== EXCERPTED PASSAGE ==
•••
Apple Sauce

It’s that time of year when Apple announce a load of new toys and I spout a load of nonsense about it. So if you are interested in just geeking out for a bit, you’ve come to the right place, otherwise I’m sure the bosses have treated us to some of their epic content and that might be more up your Strasse – and I’m not being sarcastic for once.   

Apple’s WWDC was with us just over a week ago and while this is normally a software only event showcasing the latest versions of MacOS, iOS, etc, they sometimes use it release new hardware and occasionally give us a sneak peak of something that will come later in the year.  This year was no different really, the software updates all look good and for once there are some genuinely useful features to the phone app such as a transcript of voicemails as they are being recorded so you have the chance to pick up the call as you are filtering it.  I can see that being very popular.   Overall however the entire software stack is just that little bit better than before, and as ever it’s all free.  Once you factor in the upgrades to the various plugins, and utilities we have that always require and upgrade with each MacOS update.

For a software conference, the focus this year was on hardware for a change.  There were three Mac updates, and a brand new product called Vision Pro, which I will come to later.

The updates for the Mac were the 15″ MacBook Air, M2 versions of the Mac Studio, and an Apple Silicon version of the Mac Pro.   Let’s start with the Mac Pro.   Don’t buy it.  Move along, nothing to see here.  It has the same System on a Chip (SoC) design as the Mac Studio with M2 Ultra, but it has more I/O ports (8 x Thunderbolt 4 rather than 6, and an extra 10G Ethernet port) and most importantly the ability to add PCI-e expansion cards.  These cards however are limited to things like audio or video capture cards and as a product it is laser focused on audio and video engineers working on big films.  It cannot accept any high-end graphics cards, full stop, so it has the same graphics performance as Studio as it uses the same M2 Ultra chip.  It also has a significantly less memory compared to the old Intel Mac Pro it replaces – 196GB compared to 1.5TB.  

As the Studio and Mac Pro are essentially the same now barring the case with PCI-e slots and a bit more I/O, there is a £2500 price difference between them.  It’s was difficult to compare it directly before, but I’ve always said the Mac Pro is overpriced by around £2500-£3000 because Apple had to put so much engineering into that case to support the very high end configuration, which most people wouldn’t buy anyway. Ironically when you get to the high end, the Mac Pro simply doesn’t go high enough.  While it had a single 28-core Intel CPU with 1.5TB RAM, the competing PC workstations had double this – 2 x 28Core (or higher) CPU’s and 3TB RAM.  The PC workstations also supported Nvidia graphics cards which are an absolute must for high end graphics, compute and AI work.
•••
== STATED EXERCISE 1 ==
Reproduce the stretch of the records from their first line through the line containing "console-context[interactable]: top —", including both of those lines.
The text and the records have nothing to do with each other.

== GIVEN INFORMATION ==
•••
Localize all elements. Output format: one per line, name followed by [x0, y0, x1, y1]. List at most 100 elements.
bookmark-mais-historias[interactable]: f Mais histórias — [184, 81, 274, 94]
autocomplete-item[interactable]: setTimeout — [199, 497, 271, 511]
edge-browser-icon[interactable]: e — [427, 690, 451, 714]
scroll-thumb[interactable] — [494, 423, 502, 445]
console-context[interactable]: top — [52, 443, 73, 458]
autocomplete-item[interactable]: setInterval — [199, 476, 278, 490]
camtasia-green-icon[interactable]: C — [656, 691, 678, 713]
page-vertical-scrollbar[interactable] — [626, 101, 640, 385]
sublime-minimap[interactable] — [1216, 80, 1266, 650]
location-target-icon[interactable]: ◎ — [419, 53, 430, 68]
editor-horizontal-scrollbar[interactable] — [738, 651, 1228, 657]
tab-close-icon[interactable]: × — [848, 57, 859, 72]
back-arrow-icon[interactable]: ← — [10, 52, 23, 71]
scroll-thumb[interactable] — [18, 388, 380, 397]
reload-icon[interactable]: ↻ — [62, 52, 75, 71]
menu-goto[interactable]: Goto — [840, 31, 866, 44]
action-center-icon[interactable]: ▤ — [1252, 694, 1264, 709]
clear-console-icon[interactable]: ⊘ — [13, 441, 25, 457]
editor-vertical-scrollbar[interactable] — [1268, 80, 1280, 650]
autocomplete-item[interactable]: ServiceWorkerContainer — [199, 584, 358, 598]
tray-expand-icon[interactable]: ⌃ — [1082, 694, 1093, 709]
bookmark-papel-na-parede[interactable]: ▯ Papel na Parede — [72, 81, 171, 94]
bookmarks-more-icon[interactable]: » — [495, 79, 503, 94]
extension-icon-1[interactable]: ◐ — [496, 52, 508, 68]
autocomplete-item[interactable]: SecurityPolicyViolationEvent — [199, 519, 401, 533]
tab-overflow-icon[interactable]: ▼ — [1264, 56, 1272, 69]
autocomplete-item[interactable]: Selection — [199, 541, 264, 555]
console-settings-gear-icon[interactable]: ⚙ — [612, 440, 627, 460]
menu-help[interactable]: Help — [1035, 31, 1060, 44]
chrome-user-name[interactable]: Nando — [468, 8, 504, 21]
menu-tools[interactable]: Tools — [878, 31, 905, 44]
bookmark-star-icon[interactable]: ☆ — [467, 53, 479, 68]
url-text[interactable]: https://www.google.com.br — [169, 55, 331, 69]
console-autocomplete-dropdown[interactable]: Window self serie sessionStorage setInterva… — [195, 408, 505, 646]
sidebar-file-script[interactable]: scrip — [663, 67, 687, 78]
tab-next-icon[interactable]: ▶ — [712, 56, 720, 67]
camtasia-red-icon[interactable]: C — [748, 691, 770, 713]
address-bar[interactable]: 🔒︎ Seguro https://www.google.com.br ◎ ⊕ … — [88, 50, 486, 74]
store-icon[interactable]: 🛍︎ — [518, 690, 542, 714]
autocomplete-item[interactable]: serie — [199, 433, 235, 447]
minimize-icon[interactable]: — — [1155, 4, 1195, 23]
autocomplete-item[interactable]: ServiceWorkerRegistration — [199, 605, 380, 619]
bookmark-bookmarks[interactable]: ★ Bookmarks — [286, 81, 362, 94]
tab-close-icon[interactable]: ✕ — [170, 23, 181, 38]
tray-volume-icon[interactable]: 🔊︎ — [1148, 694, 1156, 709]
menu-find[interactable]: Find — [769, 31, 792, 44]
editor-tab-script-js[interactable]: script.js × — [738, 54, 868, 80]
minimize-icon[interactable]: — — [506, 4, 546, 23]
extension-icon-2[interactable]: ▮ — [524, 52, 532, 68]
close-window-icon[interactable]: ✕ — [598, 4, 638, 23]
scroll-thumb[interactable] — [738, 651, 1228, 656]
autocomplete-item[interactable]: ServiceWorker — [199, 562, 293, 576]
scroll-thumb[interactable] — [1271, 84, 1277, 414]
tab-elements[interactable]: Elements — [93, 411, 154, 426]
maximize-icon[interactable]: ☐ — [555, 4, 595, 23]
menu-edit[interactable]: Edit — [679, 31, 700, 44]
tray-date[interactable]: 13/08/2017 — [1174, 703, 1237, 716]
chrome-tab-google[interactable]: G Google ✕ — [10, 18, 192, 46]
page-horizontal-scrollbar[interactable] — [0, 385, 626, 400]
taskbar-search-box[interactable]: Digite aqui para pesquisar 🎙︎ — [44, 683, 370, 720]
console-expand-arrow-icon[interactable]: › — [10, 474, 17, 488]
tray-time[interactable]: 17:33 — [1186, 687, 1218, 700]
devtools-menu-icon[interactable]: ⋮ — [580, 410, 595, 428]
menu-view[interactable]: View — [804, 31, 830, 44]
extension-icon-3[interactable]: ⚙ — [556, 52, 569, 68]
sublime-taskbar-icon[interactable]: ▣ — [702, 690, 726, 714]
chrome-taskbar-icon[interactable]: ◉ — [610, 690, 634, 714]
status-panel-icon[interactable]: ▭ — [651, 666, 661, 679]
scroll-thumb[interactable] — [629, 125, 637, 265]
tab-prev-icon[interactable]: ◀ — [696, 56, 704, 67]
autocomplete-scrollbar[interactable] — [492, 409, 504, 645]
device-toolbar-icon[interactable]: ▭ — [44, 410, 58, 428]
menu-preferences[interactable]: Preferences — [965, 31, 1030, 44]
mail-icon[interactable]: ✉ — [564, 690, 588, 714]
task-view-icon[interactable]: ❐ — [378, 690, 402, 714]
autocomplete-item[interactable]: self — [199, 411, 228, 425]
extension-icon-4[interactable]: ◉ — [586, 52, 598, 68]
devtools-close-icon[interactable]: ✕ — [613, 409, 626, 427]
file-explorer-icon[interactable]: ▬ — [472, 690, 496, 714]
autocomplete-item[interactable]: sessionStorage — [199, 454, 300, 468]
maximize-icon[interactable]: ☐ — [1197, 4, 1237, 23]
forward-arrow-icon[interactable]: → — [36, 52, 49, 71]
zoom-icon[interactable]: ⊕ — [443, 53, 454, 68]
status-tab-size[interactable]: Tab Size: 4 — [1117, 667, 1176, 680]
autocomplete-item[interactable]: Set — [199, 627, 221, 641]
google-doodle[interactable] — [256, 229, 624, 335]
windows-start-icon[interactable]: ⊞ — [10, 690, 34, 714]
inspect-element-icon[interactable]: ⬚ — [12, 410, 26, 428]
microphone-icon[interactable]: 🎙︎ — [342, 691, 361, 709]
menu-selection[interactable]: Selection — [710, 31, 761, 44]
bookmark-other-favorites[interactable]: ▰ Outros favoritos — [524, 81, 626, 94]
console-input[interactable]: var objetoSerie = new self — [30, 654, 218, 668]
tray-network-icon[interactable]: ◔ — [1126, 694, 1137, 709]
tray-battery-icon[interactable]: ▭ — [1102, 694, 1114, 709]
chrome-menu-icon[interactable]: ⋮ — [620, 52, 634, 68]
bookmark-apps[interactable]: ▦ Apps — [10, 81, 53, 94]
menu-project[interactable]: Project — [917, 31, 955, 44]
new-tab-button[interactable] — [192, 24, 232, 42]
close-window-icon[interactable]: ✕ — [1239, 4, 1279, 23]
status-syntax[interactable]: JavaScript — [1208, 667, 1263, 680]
•••
== STATED EXERCISE 2 ==
Answer these questions about the post on Apple's WWDC:
(a) What new feature of the phone app does the post give as an example?
(b) How many Thunderbolt 4 ports does the new Mac Pro have?
(c) What price difference does the post give between the Studio and the Mac Pro?

== COMPLETE OUTPUT 1 ==
Localize all elements. Output format: one per line, name followed by [x0, y0, x1, y1]. List at most 100 elements.
bookmark-mais-historias[interactable]: f Mais histórias — [184, 81, 274, 94]
autocomplete-item[interactable]: setTimeout — [199, 497, 271, 511]
edge-browser-icon[interactable]: e — [427, 690, 451, 714]
scroll-thumb[interactable] — [494, 423, 502, 445]
console-context[interactable]: top — [52, 443, 73, 458]

== COMPLETE OUTPUT 2 ==
(a) A transcript of voicemails as they are being recorded.
(b) Eight.
(c) £2500.